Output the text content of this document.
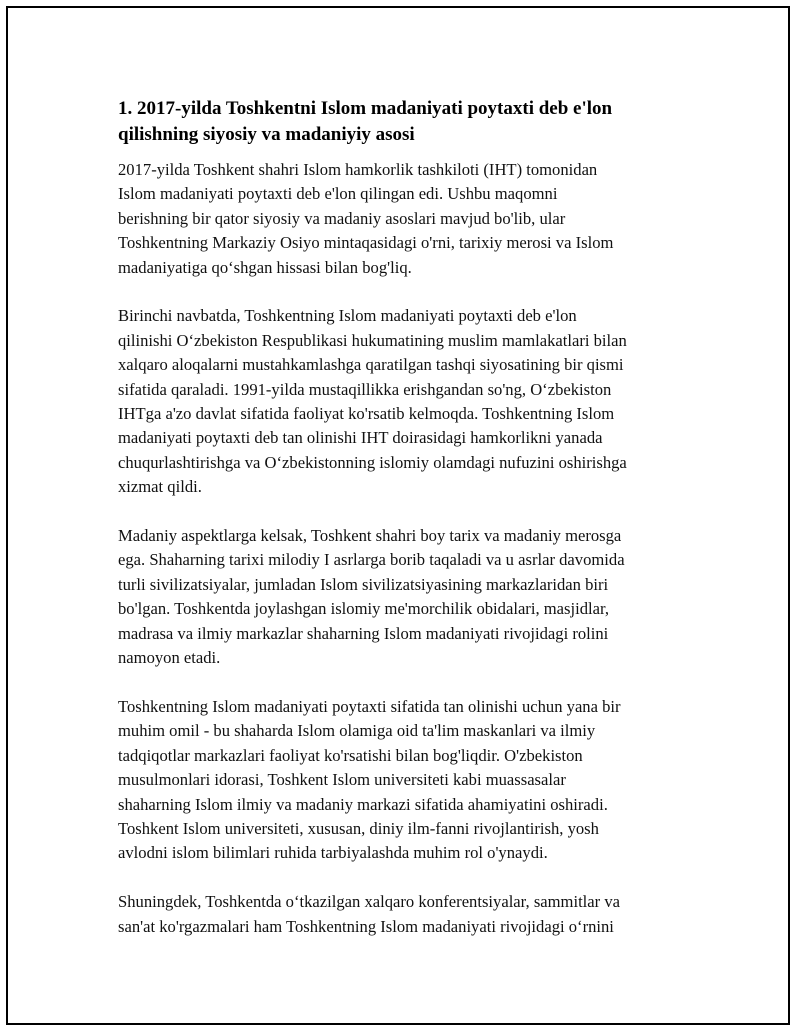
1. 2017-yilda Toshkentni Islom madaniyati poytaxti deb e'lon
qilishning siyosiy va madaniyiy asosi

2017-yilda Toshkent shahri Islom hamkorlik tashkiloti (IHT) tomonidan
Islom madaniyati poytaxti deb e'lon qilingan edi. Ushbu maqomni
berishning bir qator siyosiy va madaniy asoslari mavjud bo'lib, ular
Toshkentning Markaziy Osiyo mintaqasidagi o'rni, tarixiy merosi va Islom
madaniyatiga qo‘shgan hissasi bilan bog'liq.

Birinchi navbatda, Toshkentning Islom madaniyati poytaxti deb e'lon
qilinishi O‘zbekiston Respublikasi hukumatining muslim mamlakatlari bilan
xalqaro aloqalarni mustahkamlashga qaratilgan tashqi siyosatining bir qismi
sifatida qaraladi. 1991-yilda mustaqillikka erishgandan so'ng, O‘zbekiston
IHTga a'zo davlat sifatida faoliyat ko'rsatib kelmoqda. Toshkentning Islom
madaniyati poytaxti deb tan olinishi IHT doirasidagi hamkorlikni yanada
chuqurlashtirishga va O‘zbekistonning islomiy olamdagi nufuzini oshirishga
xizmat qildi.

Madaniy aspektlarga kelsak, Toshkent shahri boy tarix va madaniy merosga
ega. Shaharning tarixi milodiy I asrlarga borib taqaladi va u asrlar davomida
turli sivilizatsiyalar, jumladan Islom sivilizatsiyasining markazlaridan biri
bo'lgan. Toshkentda joylashgan islomiy me'morchilik obidalari, masjidlar,
madrasa va ilmiy markazlar shaharning Islom madaniyati rivojidagi rolini
namoyon etadi.

Toshkentning Islom madaniyati poytaxti sifatida tan olinishi uchun yana bir
muhim omil - bu shaharda Islom olamiga oid ta'lim maskanlari va ilmiy
tadqiqotlar markazlari faoliyat ko'rsatishi bilan bog'liqdir. O'zbekiston
musulmonlari idorasi, Toshkent Islom universiteti kabi muassasalar
shaharning Islom ilmiy va madaniy markazi sifatida ahamiyatini oshiradi.
Toshkent Islom universiteti, xususan, diniy ilm-fanni rivojlantirish, yosh
avlodni islom bilimlari ruhida tarbiyalashda muhim rol o'ynaydi.

Shuningdek, Toshkentda o‘tkazilgan xalqaro konferentsiyalar, sammitlar va
san'at ko'rgazmalari ham Toshkentning Islom madaniyati rivojidagi o‘rnini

-=-=-=-=-

Do this - Every line of the listing that holds "rivojidagi" should be found and copied.

The solution -
madrasa va ilmiy markazlar shaharning Islom madaniyati rivojidagi rolini
san'at ko'rgazmalari ham Toshkentning Islom madaniyati rivojidagi o‘rnini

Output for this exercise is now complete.